-- The task --
Go through the data below. Pull out every line that has the word "reasons".

A run of records:
------------------------------------------------------------------------

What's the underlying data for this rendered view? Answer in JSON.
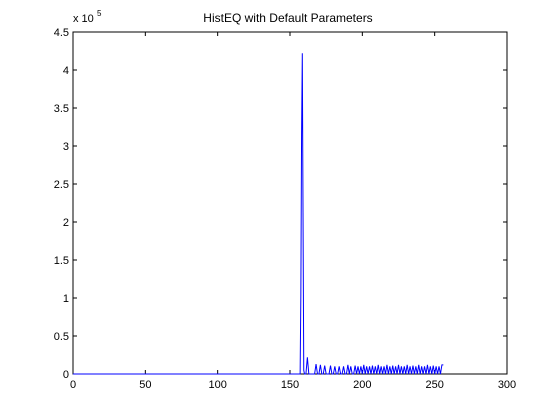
{
  "chart_data": {
    "type": "line",
    "title": "HistEQ with Default Parameters",
    "xlabel": "",
    "ylabel": "",
    "xlim": [
      0,
      300
    ],
    "ylim": [
      0,
      4.5
    ],
    "y_multiplier_base": "x 10",
    "y_multiplier_exponent": "5",
    "x_ticks": [
      "0",
      "50",
      "100",
      "150",
      "200",
      "250",
      "300"
    ],
    "y_ticks": [
      "0",
      "0.5",
      "1",
      "1.5",
      "2",
      "2.5",
      "3",
      "3.5",
      "4",
      "4.5"
    ],
    "grid": false,
    "line_color": "#0000ff",
    "series": [
      {
        "x": [
          0,
          157,
          157.5,
          158,
          158.5,
          159,
          159.5,
          160,
          161,
          162,
          163,
          164,
          165,
          166,
          167,
          168,
          169,
          170,
          171,
          172,
          173,
          174,
          175,
          176,
          177,
          178,
          179,
          180,
          181,
          182,
          183,
          184,
          185,
          186,
          187,
          188,
          189,
          190,
          191,
          192,
          193,
          194,
          195,
          196,
          197,
          198,
          199,
          200,
          201,
          202,
          203,
          204,
          205,
          206,
          207,
          208,
          209,
          210,
          211,
          212,
          213,
          214,
          215,
          216,
          217,
          218,
          219,
          220,
          221,
          222,
          223,
          224,
          225,
          226,
          227,
          228,
          229,
          230,
          231,
          232,
          233,
          234,
          235,
          236,
          237,
          238,
          239,
          240,
          241,
          242,
          243,
          244,
          245,
          246,
          247,
          248,
          249,
          250,
          251,
          252,
          253,
          254,
          255,
          256
        ],
        "values": [
          0,
          0,
          1.05,
          3.15,
          4.22,
          2.12,
          0.05,
          0,
          0,
          0.22,
          0,
          0,
          0,
          0,
          0,
          0.13,
          0,
          0,
          0.12,
          0,
          0,
          0.11,
          0,
          0,
          0,
          0.11,
          0,
          0,
          0.1,
          0,
          0,
          0.1,
          0,
          0,
          0.1,
          0,
          0,
          0.12,
          0,
          0.1,
          0,
          0,
          0.11,
          0,
          0.1,
          0,
          0.1,
          0,
          0.12,
          0,
          0.1,
          0,
          0.1,
          0,
          0.11,
          0,
          0.1,
          0,
          0.12,
          0,
          0.1,
          0,
          0.1,
          0,
          0.12,
          0,
          0.1,
          0,
          0.11,
          0,
          0.1,
          0,
          0.12,
          0,
          0.1,
          0,
          0.1,
          0,
          0.12,
          0,
          0.1,
          0,
          0.11,
          0,
          0.1,
          0,
          0.12,
          0,
          0.1,
          0,
          0.1,
          0,
          0.12,
          0,
          0.1,
          0,
          0.11,
          0,
          0.1,
          0,
          0.1,
          0,
          0.12,
          0.12
        ]
      }
    ]
  }
}
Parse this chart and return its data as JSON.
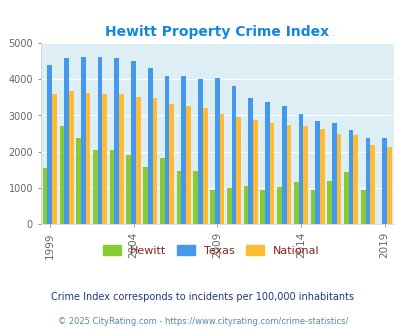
{
  "title": "Hewitt Property Crime Index",
  "years": [
    1999,
    2000,
    2001,
    2002,
    2003,
    2004,
    2005,
    2006,
    2007,
    2008,
    2009,
    2010,
    2011,
    2012,
    2013,
    2014,
    2015,
    2016,
    2017,
    2018,
    2019
  ],
  "hewitt": [
    1550,
    2720,
    2390,
    2050,
    2050,
    1900,
    1570,
    1840,
    1470,
    1460,
    950,
    1010,
    1050,
    950,
    1020,
    1170,
    960,
    1200,
    1450,
    950,
    0
  ],
  "texas": [
    4400,
    4580,
    4600,
    4610,
    4590,
    4510,
    4300,
    4090,
    4090,
    4010,
    4030,
    3800,
    3480,
    3370,
    3260,
    3040,
    2840,
    2780,
    2590,
    2380,
    2385
  ],
  "national": [
    3580,
    3670,
    3620,
    3600,
    3600,
    3500,
    3470,
    3330,
    3250,
    3220,
    3030,
    2960,
    2880,
    2780,
    2730,
    2720,
    2640,
    2490,
    2460,
    2200,
    2140
  ],
  "hewitt_color": "#88cc33",
  "texas_color": "#4499ee",
  "national_color": "#ffbb33",
  "plot_bg_color": "#ddeef4",
  "title_color": "#1188dd",
  "legend_label_color": "#882222",
  "note_color": "#223388",
  "footer_color": "#5588aa",
  "tick_color": "#666666",
  "ylim": [
    0,
    5000
  ],
  "yticks": [
    0,
    1000,
    2000,
    3000,
    4000,
    5000
  ],
  "xtick_years": [
    1999,
    2004,
    2009,
    2014,
    2019
  ],
  "note_text": "Crime Index corresponds to incidents per 100,000 inhabitants",
  "footer_text": "© 2025 CityRating.com - https://www.cityrating.com/crime-statistics/"
}
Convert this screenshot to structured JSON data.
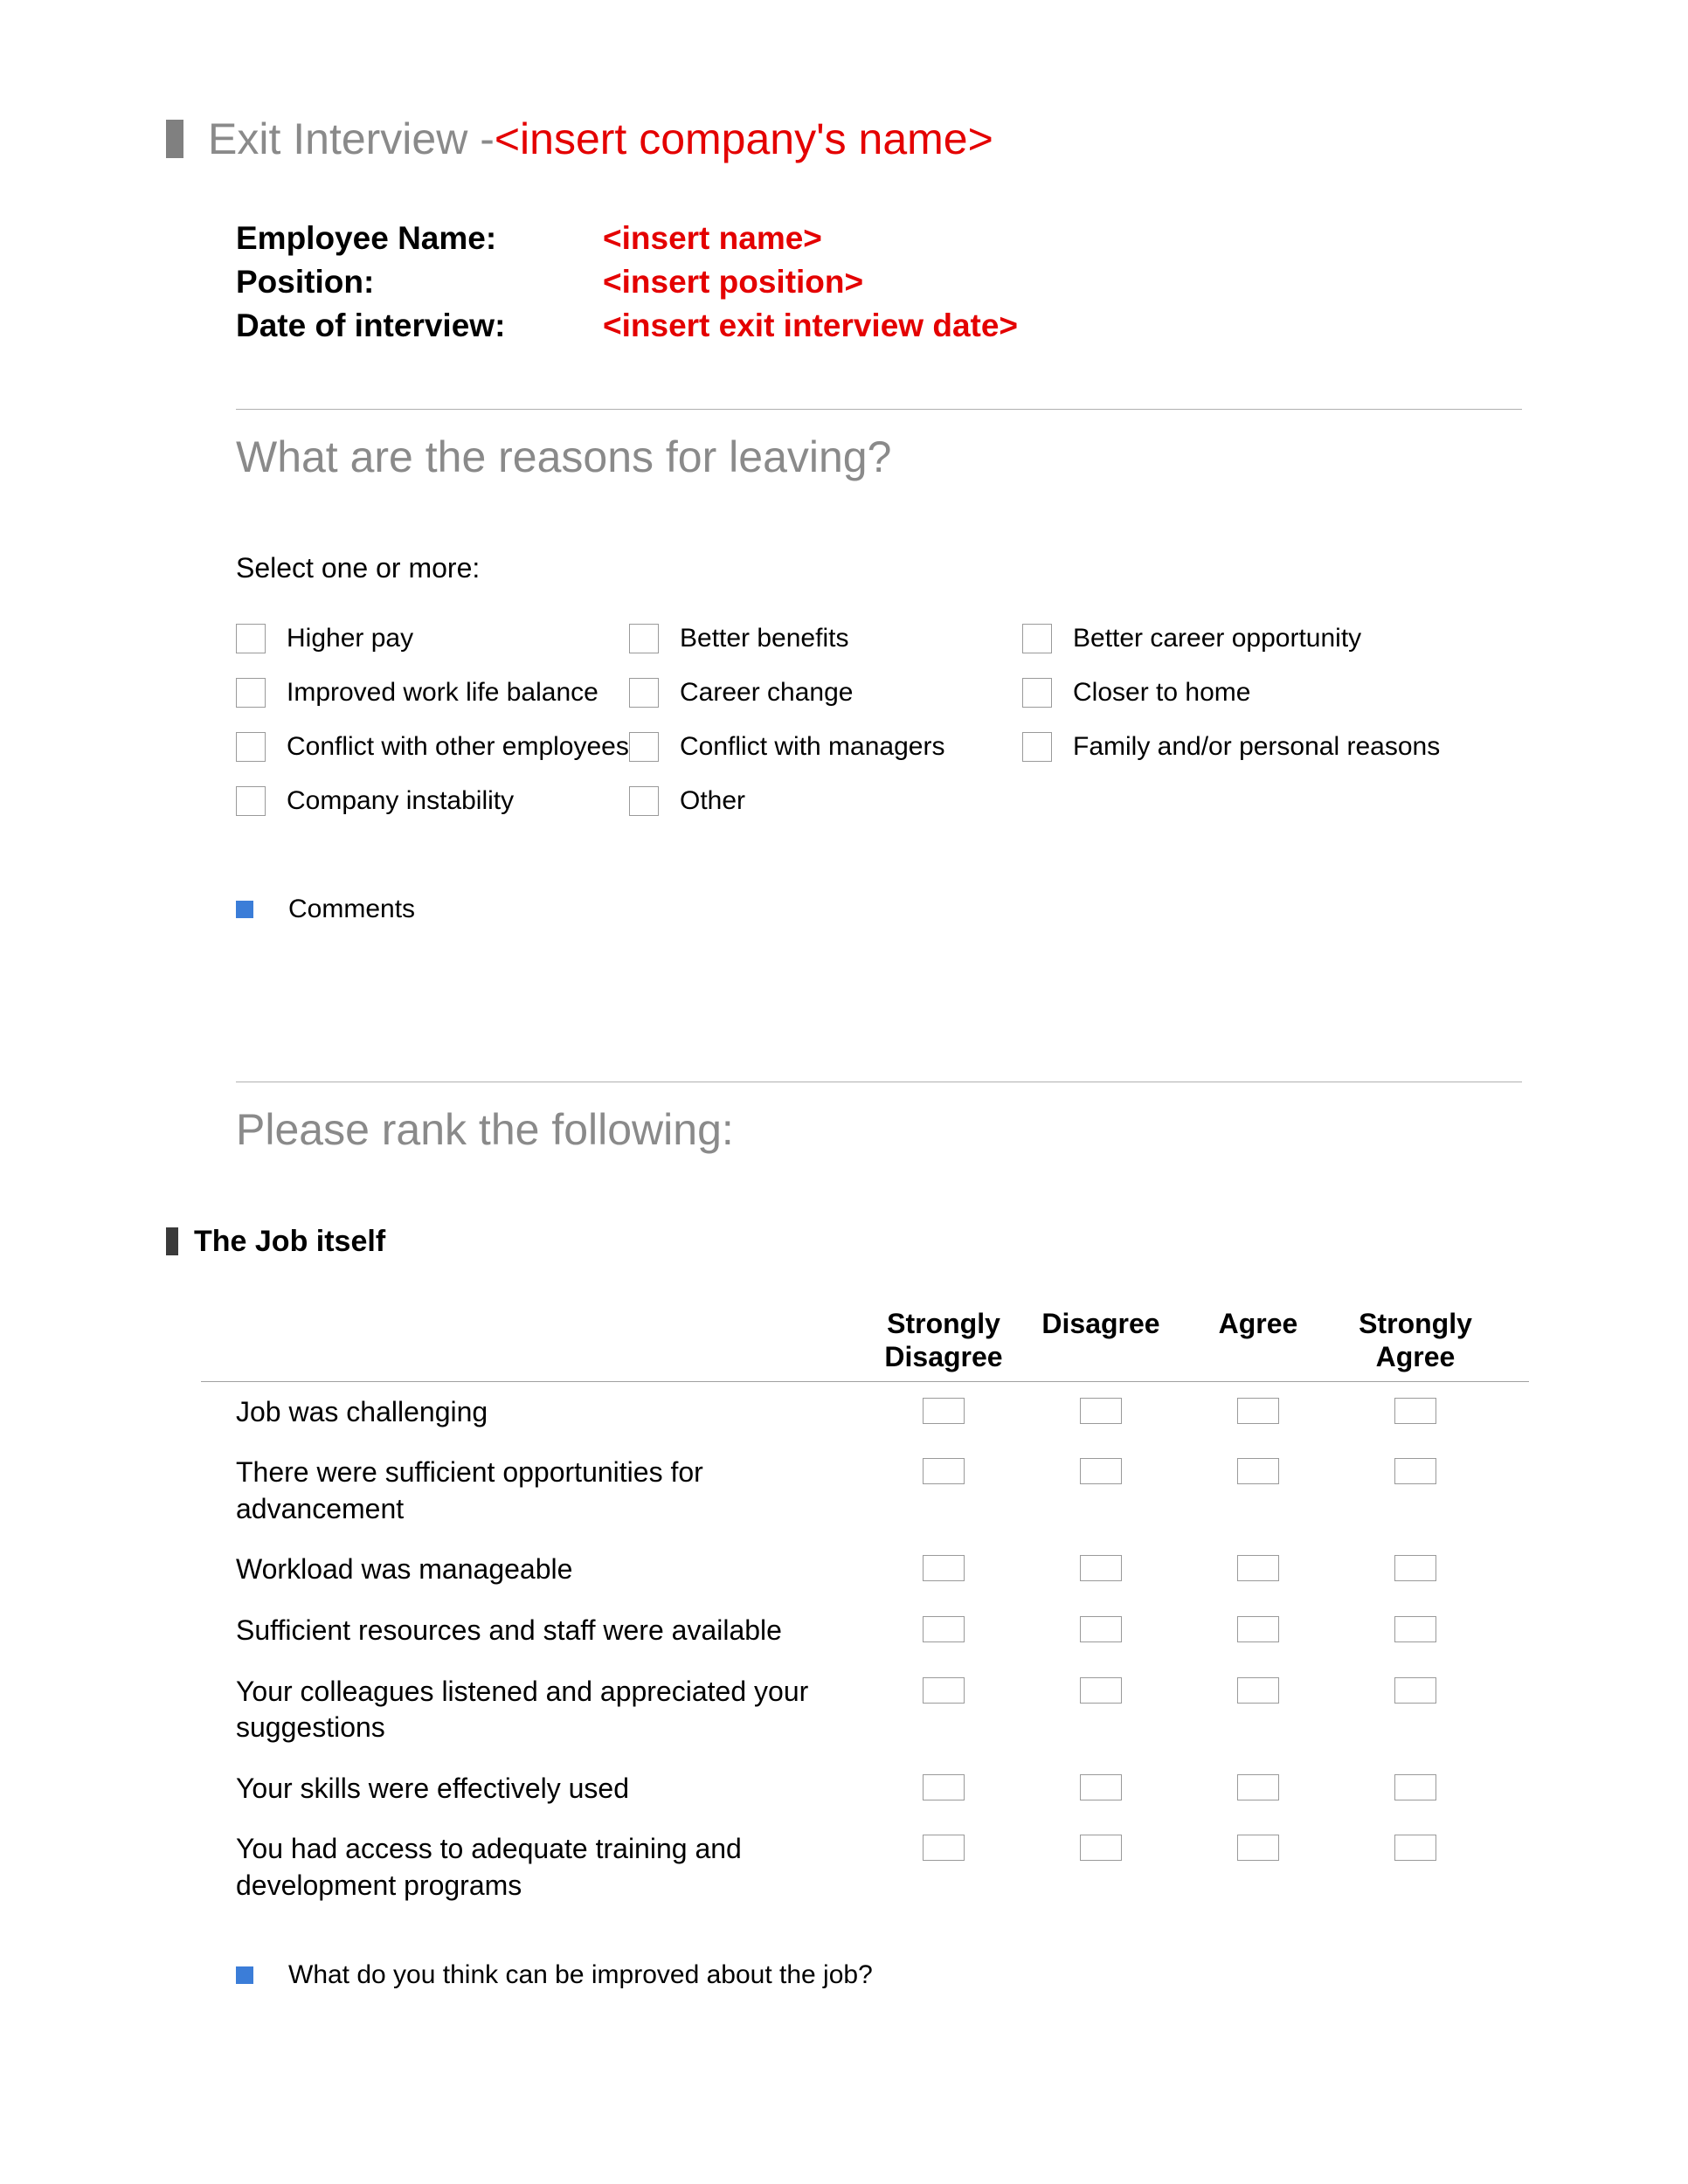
{
  "title": {
    "prefix": "Exit Interview - ",
    "placeholder": "<insert company's name>"
  },
  "info": [
    {
      "label": "Employee Name:",
      "value": "<insert  name>"
    },
    {
      "label": "Position:",
      "value": "<insert position>"
    },
    {
      "label": "Date of interview:",
      "value": "<insert exit interview date>"
    }
  ],
  "section1": {
    "heading": "What are the reasons for leaving?",
    "instruction": "Select one or more:",
    "options": [
      "Higher pay",
      "Better benefits",
      "Better career opportunity",
      "Improved work life balance",
      "Career change",
      "Closer to home",
      "Conflict with other employees",
      "Conflict with managers",
      "Family and/or personal reasons",
      "Company instability",
      "Other"
    ],
    "comments_label": "Comments"
  },
  "section2": {
    "heading": "Please rank the following:",
    "subsection_title": "The Job itself",
    "columns": [
      "Strongly Disagree",
      "Disagree",
      "Agree",
      "Strongly Agree"
    ],
    "statements": [
      "Job was challenging",
      "There were sufficient opportunities for advancement",
      "Workload was manageable",
      "Sufficient resources and staff were available",
      "Your colleagues listened and appreciated your suggestions",
      "Your skills were effectively used",
      "You had access to adequate training and development programs"
    ],
    "improve_prompt": "What do you think can be improved about the job?"
  },
  "colors": {
    "placeholder_red": "#e40000",
    "heading_gray": "#8a8a8a",
    "bullet_gray": "#808080",
    "blue_bullet": "#3b7dd8",
    "checkbox_border": "#9a9a9a"
  }
}
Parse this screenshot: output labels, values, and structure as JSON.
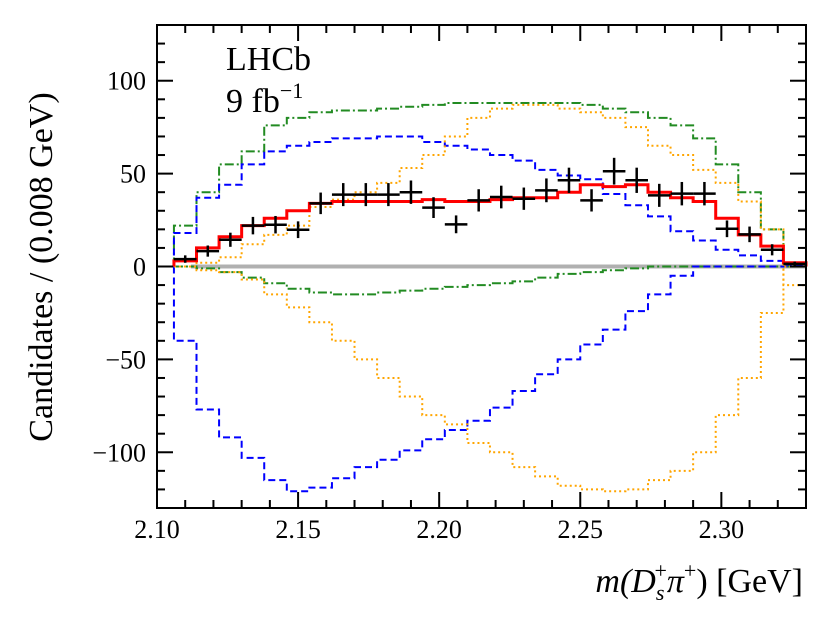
{
  "chart_data": {
    "type": "line",
    "title": "",
    "annotations": {
      "experiment": "LHCb",
      "lumi": "9 fb",
      "lumi_exp": "−1"
    },
    "xlabel_parts": {
      "m": "m",
      "open": "(D",
      "sub": "s",
      "sup1": "+",
      "pi": "π",
      "sup2": "+",
      "close": ") [GeV]"
    },
    "ylabel": "Candidates / (0.008 GeV)",
    "xlim": [
      2.1,
      2.33
    ],
    "ylim": [
      -130,
      130
    ],
    "xticks": [
      2.1,
      2.15,
      2.2,
      2.25,
      2.3
    ],
    "xtick_labels": [
      "2.10",
      "2.15",
      "2.20",
      "2.25",
      "2.30"
    ],
    "yticks": [
      -100,
      -50,
      0,
      50,
      100
    ],
    "ytick_labels": [
      "−100",
      "−50",
      "0",
      "50",
      "100"
    ],
    "bin_start": 2.106,
    "bin_width": 0.008,
    "data_points": [
      4,
      8.3,
      14.4,
      22,
      22.5,
      19.8,
      34,
      38.7,
      38.7,
      38.7,
      40,
      31.7,
      22.7,
      35.6,
      37.4,
      36.5,
      41,
      46.4,
      35.6,
      51.3,
      46.4,
      38.3,
      39.2,
      39.2,
      20.3,
      17.3,
      9,
      1.4
    ],
    "data_errors": [
      2,
      3,
      3.8,
      4.7,
      4.7,
      4.5,
      5.8,
      6.2,
      6.2,
      6.2,
      6.3,
      5.6,
      4.8,
      6,
      6.1,
      6,
      6.4,
      6.8,
      6,
      7.2,
      6.8,
      6.2,
      6.3,
      6.3,
      4.5,
      4.2,
      3,
      1.2
    ],
    "series": [
      {
        "name": "green-pos",
        "color": "#228b22",
        "style": "dashdot",
        "values": [
          22,
          40,
          55,
          62,
          76,
          80,
          83,
          84,
          84,
          85,
          86,
          87,
          88,
          88,
          88,
          88,
          88,
          88,
          87,
          85,
          83,
          80,
          76,
          69,
          55,
          40,
          20,
          2
        ]
      },
      {
        "name": "green-neg",
        "color": "#228b22",
        "style": "dashdot",
        "values": [
          0,
          -1,
          -3,
          -6,
          -9,
          -12,
          -14,
          -15,
          -15,
          -14,
          -13,
          -12,
          -11,
          -10,
          -9,
          -8,
          -6,
          -4,
          -3,
          -2,
          -1,
          0,
          0,
          0,
          0,
          0,
          0,
          0
        ]
      },
      {
        "name": "blue-pos",
        "color": "#0000ff",
        "style": "dashed",
        "values": [
          18,
          37,
          44,
          55,
          62,
          65,
          67,
          69,
          69,
          70,
          70,
          67,
          65,
          63,
          60,
          57,
          52,
          49,
          47,
          39,
          33,
          27,
          19,
          14,
          9,
          6,
          3,
          1
        ]
      },
      {
        "name": "blue-neg",
        "color": "#0000ff",
        "style": "dashed",
        "values": [
          -40,
          -77,
          -92,
          -103,
          -115,
          -121,
          -119,
          -114,
          -108,
          -104,
          -99,
          -93,
          -88,
          -83,
          -76,
          -67,
          -58,
          -50,
          -42,
          -34,
          -24,
          -15,
          -5,
          0,
          0,
          0,
          0,
          0
        ]
      },
      {
        "name": "orange-pos",
        "color": "#ffa500",
        "style": "dotted",
        "values": [
          0,
          2,
          5,
          12,
          17,
          22,
          32,
          36,
          40,
          45,
          53,
          60,
          70,
          80,
          85,
          87,
          87,
          85,
          83,
          80,
          75,
          65,
          60,
          52,
          45,
          35,
          20,
          -10
        ]
      },
      {
        "name": "orange-neg",
        "color": "#ffa500",
        "style": "dotted",
        "values": [
          0,
          -2,
          -3,
          -7,
          -15,
          -22,
          -30,
          -40,
          -50,
          -60,
          -70,
          -80,
          -85,
          -95,
          -100,
          -108,
          -113,
          -118,
          -120,
          -121,
          -120,
          -115,
          -110,
          -100,
          -80,
          -60,
          -25,
          0
        ]
      },
      {
        "name": "fit-total",
        "color": "#ff0000",
        "style": "solid",
        "values": [
          3,
          10,
          16,
          22,
          26,
          30,
          34,
          35,
          35,
          35,
          35,
          36,
          35,
          35,
          36,
          37,
          37,
          40,
          44,
          43,
          44,
          40,
          37,
          35,
          26,
          17,
          11,
          2
        ]
      }
    ],
    "baseline_color": "#b0b0b0"
  }
}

------------------------------------------------------------------------

-- Complete response --
    "heading": "What are the reasons for leaving?",
      "Family and/or personal reasons",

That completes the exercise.